>>>

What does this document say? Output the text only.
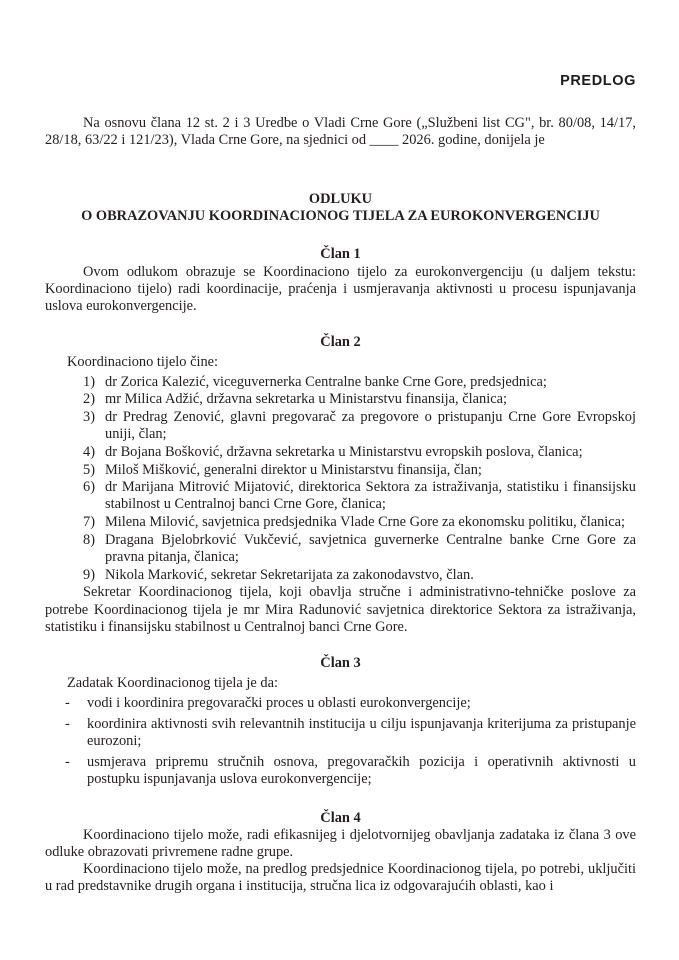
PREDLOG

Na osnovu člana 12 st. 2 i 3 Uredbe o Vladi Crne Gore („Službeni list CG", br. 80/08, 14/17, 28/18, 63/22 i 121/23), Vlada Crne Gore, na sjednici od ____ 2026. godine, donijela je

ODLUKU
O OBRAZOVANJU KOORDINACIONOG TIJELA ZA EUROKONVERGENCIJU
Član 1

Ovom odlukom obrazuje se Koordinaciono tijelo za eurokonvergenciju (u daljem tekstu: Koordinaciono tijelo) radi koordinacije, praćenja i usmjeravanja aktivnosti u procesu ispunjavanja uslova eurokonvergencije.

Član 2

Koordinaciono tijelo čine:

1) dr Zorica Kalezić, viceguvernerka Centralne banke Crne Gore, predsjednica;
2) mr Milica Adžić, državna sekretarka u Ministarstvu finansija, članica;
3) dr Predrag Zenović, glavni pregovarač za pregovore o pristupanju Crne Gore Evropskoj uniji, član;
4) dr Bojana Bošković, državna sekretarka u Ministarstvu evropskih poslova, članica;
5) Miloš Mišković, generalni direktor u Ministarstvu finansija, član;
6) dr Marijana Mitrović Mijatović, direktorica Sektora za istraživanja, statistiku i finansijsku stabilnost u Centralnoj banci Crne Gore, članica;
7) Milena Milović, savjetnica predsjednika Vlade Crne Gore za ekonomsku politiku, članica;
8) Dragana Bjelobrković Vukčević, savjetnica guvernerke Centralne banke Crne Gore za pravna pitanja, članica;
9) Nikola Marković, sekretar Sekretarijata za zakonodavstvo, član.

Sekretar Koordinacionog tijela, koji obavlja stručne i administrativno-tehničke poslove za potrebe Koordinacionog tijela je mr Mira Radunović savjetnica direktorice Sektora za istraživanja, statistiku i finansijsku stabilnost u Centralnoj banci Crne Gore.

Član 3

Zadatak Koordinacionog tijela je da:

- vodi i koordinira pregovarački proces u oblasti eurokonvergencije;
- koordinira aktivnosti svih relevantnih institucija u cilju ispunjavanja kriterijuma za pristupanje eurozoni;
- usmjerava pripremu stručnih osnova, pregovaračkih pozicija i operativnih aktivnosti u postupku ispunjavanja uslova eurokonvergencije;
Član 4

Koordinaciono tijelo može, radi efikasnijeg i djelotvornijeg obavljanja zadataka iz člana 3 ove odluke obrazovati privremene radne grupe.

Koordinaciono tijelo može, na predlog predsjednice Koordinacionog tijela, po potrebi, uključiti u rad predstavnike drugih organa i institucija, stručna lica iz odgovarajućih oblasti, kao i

<<<

◆ **Task**
Write out every line of the data that holds the word "člana".

◆ **Task answer**
Na osnovu člana 12 st. 2 i 3 Uredbe o Vladi Crne Gore („Službeni list CG", br. 80/08, 14/17, 28/18, 63/22 i 121/23), Vlada Crne Gore, na sjednici od ____ 2026. godine, donijela je
Koordinaciono tijelo može, radi efikasnijeg i djelotvornijeg obavljanja zadataka iz člana 3 ove odluke obrazovati privremene radne grupe.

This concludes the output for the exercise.